____ DATA FOR PROCESSING

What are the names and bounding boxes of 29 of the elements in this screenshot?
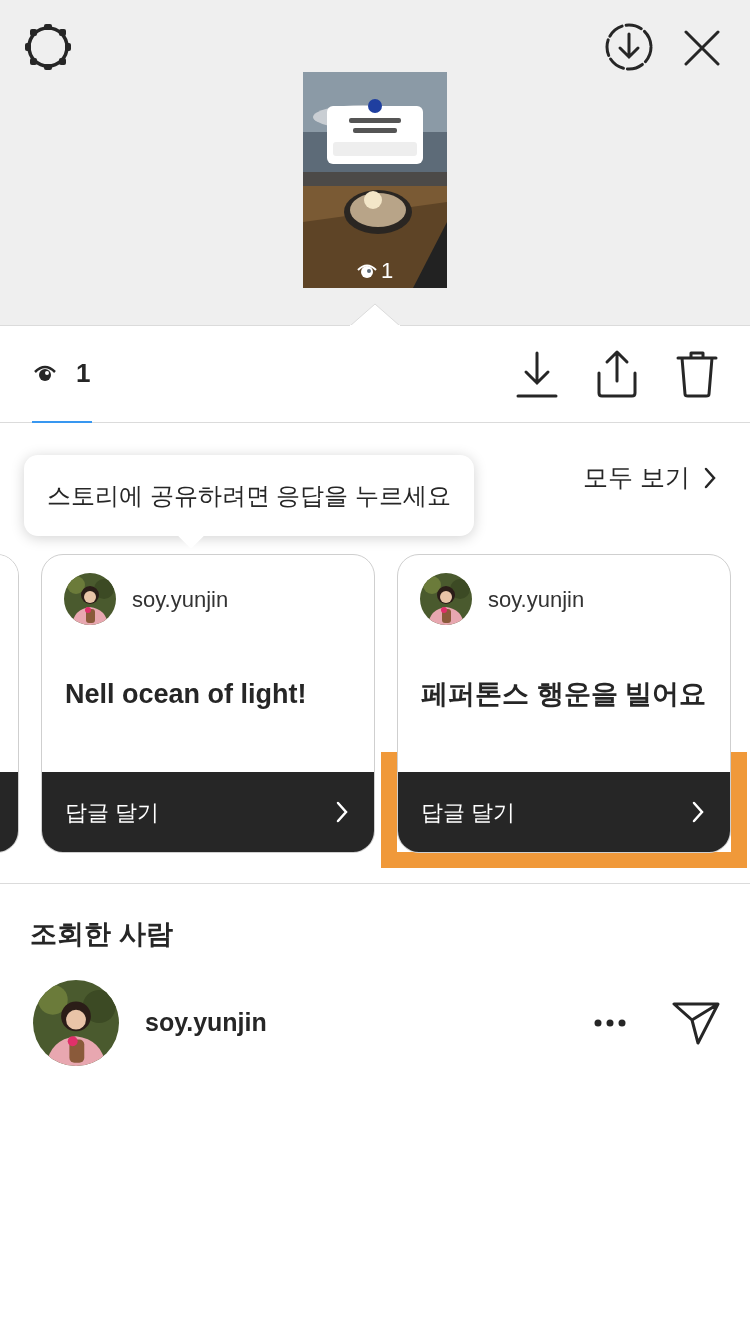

________
____ DATA FOR PROCESSING

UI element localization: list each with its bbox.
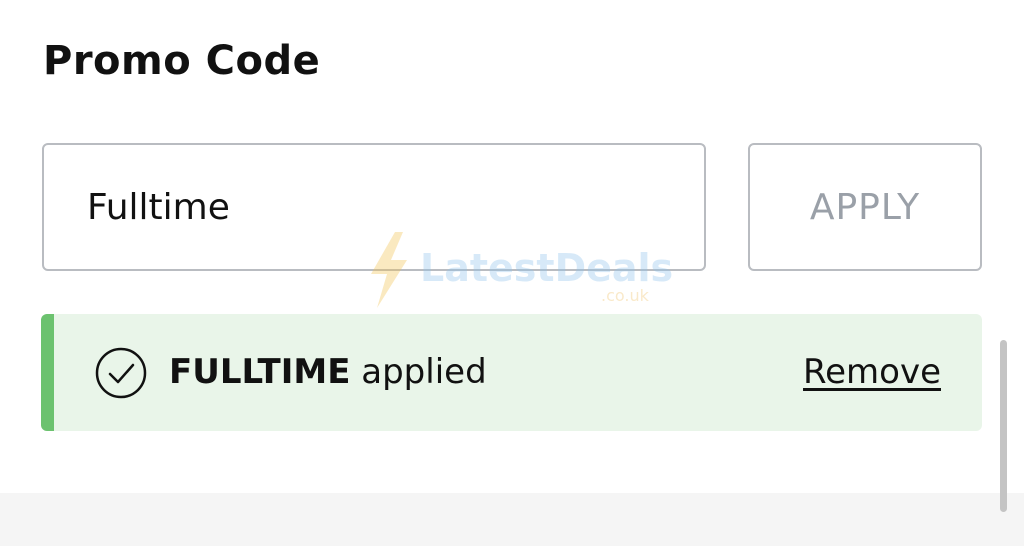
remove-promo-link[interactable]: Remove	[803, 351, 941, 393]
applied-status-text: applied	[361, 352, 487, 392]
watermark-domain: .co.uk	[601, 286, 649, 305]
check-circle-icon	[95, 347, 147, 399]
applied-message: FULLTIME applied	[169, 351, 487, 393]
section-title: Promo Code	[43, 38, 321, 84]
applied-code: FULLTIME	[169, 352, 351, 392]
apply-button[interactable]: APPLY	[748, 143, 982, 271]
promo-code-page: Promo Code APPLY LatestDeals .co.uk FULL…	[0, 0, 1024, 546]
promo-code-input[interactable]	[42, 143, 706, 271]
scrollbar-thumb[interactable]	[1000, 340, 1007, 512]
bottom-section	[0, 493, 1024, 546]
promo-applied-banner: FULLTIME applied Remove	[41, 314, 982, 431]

________
____ DATA FOR PROCESSING

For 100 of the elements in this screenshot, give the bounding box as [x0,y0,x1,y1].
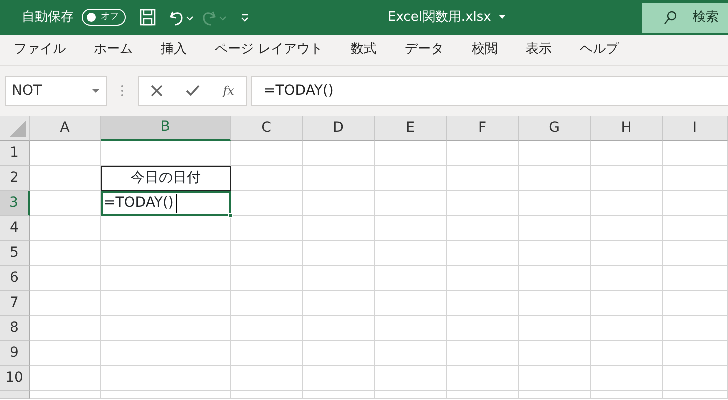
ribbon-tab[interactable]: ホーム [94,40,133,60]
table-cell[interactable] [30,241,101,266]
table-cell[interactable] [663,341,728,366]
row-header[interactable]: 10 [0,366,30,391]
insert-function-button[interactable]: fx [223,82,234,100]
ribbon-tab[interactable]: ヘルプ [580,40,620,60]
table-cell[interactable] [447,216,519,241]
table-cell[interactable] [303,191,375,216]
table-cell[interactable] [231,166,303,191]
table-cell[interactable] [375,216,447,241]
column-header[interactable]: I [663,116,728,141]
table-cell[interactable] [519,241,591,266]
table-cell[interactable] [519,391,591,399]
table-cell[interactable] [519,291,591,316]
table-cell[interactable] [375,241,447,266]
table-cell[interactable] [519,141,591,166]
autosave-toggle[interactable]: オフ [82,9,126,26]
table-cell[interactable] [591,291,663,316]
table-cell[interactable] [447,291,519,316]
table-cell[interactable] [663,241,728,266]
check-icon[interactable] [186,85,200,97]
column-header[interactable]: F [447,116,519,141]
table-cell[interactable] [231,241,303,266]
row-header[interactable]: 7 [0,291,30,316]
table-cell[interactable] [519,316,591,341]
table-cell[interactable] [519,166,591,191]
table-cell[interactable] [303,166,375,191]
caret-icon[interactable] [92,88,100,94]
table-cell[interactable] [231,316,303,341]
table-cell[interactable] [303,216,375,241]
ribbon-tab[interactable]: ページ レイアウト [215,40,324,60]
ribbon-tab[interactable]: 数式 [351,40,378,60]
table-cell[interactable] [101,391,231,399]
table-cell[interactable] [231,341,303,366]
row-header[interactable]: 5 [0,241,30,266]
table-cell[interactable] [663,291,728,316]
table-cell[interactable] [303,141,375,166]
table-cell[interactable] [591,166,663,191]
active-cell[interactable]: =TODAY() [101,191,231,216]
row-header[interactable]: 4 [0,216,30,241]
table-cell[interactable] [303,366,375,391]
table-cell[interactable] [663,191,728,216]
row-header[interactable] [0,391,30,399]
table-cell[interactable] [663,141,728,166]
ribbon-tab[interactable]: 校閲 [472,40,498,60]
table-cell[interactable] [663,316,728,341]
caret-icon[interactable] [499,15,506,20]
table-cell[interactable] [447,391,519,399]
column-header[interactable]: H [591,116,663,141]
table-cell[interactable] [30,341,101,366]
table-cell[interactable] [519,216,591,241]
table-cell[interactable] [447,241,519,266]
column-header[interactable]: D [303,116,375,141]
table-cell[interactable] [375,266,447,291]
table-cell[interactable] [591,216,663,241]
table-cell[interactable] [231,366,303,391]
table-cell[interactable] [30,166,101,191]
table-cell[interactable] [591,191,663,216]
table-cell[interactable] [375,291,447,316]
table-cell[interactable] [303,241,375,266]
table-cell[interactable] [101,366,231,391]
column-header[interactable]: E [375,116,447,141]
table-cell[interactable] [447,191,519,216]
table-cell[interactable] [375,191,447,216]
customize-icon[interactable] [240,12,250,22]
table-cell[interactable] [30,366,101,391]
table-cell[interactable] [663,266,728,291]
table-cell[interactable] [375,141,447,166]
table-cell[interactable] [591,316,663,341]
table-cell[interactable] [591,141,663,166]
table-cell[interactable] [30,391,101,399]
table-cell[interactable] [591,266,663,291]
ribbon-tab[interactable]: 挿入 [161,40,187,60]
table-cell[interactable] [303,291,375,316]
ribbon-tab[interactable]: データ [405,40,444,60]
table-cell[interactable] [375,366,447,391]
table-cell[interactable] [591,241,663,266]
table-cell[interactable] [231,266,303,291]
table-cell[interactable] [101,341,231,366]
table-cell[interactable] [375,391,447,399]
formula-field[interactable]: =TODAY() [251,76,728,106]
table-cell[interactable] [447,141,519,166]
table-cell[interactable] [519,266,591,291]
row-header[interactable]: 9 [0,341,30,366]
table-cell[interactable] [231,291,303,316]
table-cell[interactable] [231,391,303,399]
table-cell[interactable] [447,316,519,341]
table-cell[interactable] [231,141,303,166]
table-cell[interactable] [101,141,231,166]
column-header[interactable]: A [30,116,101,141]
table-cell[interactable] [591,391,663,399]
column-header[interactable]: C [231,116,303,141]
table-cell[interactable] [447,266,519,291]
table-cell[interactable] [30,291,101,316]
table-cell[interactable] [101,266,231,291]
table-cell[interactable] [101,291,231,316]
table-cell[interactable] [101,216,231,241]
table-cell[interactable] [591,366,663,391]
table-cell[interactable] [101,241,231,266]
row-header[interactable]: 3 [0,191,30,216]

________

→ WRITTEN INSTRUCTION: Lay out the part of the items that opens with the line containing "UI element localization: list" and closes with the line containing "351, 487, 393]" as a Markdown table with the columns Row and Line, one numbered row per line, blank lines skipped. Leave out the picture.

→ SOLUTION FOR THIS TASK:
| Row | Line |
|---|---|
| 1 | UI element localization: list each with its bbox. |
| 2 | remove-promo-link[interactable]: Remove	[803, 351, 941, 393] |
| 3 | applied-status-text: applied	[361, 352, 487, 392] |
| 4 | watermark-domain: .co.uk	[601, 286, 649, 305] |
| 5 | check-circle-icon	[95, 347, 147, 399] |
| 6 | applied-message: FULLTIME applied	[169, 351, 487, 393] |